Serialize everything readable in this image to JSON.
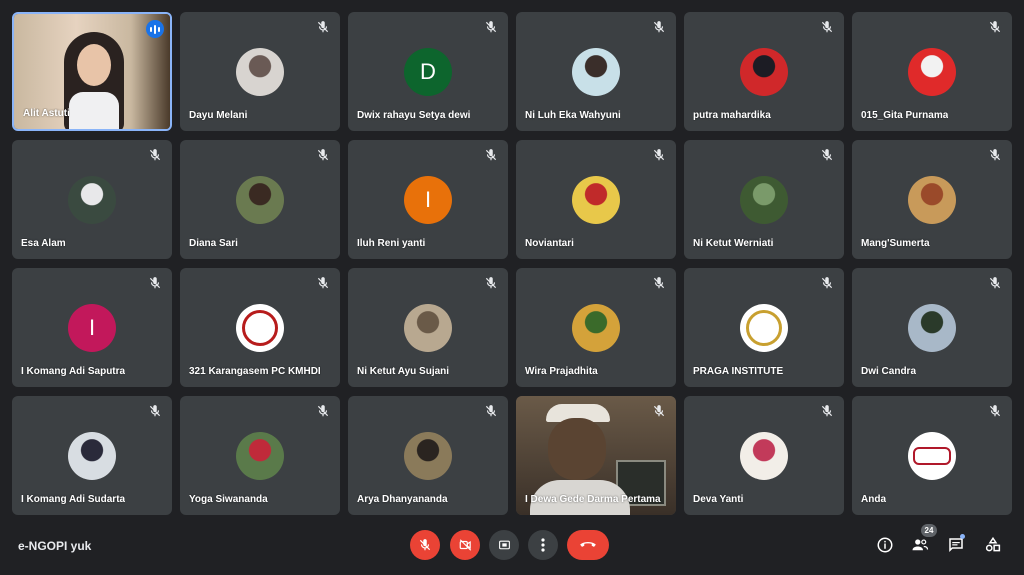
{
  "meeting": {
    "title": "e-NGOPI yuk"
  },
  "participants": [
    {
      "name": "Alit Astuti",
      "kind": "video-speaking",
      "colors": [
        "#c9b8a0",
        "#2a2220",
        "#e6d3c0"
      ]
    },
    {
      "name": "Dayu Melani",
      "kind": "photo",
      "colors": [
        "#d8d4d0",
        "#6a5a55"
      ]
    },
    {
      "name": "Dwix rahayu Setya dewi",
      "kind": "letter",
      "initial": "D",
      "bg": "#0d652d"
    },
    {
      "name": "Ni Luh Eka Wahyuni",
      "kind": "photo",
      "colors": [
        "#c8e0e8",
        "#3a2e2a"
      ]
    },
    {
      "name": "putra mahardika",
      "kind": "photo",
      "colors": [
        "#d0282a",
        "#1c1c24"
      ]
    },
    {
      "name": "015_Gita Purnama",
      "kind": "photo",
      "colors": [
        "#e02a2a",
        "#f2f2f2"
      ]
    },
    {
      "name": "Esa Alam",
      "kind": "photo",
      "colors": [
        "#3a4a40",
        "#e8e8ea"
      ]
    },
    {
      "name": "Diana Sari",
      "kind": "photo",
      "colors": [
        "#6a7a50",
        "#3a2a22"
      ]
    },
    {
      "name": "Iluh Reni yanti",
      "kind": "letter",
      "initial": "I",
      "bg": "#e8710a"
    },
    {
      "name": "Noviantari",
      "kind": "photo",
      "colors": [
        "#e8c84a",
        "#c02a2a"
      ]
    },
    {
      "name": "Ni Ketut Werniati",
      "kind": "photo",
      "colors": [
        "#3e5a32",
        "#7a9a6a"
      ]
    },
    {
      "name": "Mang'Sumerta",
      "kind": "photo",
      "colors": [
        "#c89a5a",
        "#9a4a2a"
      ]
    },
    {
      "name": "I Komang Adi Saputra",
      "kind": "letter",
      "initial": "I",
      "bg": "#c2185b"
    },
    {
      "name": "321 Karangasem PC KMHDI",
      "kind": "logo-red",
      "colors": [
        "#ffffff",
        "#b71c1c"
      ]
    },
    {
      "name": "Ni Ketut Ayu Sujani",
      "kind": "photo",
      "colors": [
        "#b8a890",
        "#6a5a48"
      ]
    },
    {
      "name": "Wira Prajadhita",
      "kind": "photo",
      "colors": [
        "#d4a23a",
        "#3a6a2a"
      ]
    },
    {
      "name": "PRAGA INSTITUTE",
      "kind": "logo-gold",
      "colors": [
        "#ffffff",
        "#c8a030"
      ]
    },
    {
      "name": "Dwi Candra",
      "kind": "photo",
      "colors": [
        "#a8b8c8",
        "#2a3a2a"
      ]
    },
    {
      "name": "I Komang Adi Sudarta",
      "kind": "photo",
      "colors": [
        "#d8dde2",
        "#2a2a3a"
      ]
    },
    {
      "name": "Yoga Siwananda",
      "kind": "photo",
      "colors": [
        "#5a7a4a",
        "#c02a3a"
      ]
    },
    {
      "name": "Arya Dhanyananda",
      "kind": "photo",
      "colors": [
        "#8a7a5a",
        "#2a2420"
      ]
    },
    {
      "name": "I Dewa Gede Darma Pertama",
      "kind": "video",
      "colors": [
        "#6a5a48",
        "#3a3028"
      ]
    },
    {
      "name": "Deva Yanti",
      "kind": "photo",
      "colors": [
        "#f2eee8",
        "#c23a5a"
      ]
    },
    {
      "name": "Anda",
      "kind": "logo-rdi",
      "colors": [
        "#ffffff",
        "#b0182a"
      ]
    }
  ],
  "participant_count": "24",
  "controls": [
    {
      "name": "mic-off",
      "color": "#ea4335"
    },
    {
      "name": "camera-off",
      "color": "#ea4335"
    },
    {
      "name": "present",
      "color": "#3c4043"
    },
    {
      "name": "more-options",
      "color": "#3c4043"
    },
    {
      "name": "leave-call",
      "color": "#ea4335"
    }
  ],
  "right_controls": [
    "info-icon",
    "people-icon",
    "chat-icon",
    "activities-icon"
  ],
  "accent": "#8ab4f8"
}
--
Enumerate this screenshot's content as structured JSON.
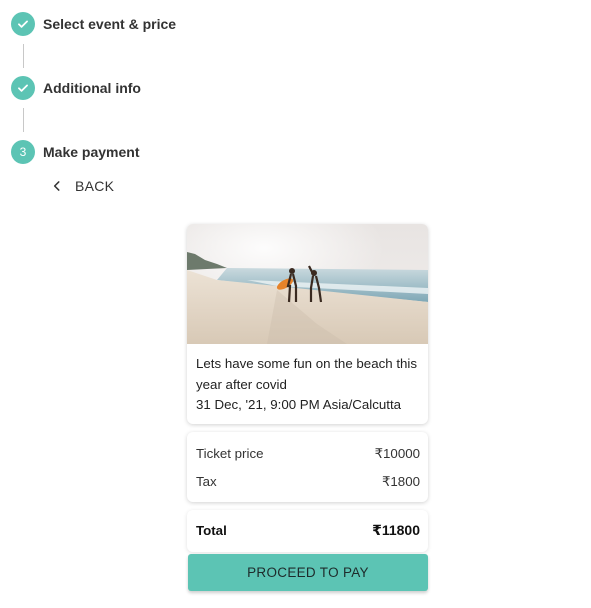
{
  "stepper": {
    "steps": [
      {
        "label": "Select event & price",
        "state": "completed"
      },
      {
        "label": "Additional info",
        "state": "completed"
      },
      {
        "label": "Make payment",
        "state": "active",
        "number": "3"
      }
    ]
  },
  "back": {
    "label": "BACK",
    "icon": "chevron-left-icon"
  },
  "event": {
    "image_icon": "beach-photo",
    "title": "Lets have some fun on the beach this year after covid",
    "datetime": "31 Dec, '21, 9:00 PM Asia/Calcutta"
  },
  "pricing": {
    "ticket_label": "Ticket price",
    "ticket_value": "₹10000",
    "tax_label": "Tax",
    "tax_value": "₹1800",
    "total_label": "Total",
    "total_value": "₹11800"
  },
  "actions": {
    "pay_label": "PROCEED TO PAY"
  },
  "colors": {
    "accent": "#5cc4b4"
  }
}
==
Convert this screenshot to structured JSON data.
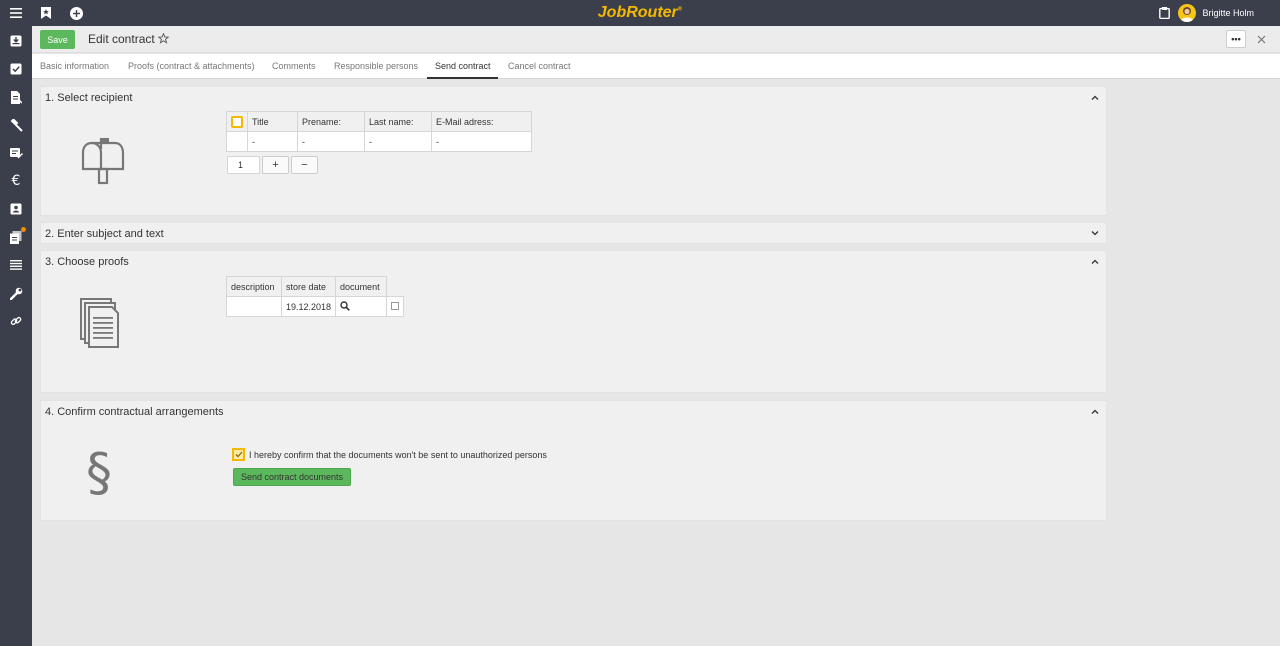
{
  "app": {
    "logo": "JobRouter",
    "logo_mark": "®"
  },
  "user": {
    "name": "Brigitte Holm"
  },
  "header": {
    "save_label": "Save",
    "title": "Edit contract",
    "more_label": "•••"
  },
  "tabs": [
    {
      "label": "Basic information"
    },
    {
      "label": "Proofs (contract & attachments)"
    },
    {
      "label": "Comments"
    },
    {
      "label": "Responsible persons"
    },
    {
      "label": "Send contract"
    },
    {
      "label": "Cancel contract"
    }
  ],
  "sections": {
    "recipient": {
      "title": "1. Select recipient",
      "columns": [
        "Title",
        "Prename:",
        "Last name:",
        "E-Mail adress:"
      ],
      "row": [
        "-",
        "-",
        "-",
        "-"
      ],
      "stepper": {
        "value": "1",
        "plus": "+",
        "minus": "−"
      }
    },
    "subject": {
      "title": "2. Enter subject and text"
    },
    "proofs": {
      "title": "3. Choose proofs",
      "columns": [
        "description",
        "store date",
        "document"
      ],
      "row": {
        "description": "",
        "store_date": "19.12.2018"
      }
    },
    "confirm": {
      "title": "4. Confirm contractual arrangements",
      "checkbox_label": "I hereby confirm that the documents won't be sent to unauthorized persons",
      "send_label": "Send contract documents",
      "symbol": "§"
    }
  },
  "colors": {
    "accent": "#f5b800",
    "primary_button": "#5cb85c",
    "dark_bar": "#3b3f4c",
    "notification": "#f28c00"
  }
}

__JOB__: Count every line in the preceding entries where the string "this" appears, then state only the total.

__PROBLEM SOLUTION__: 4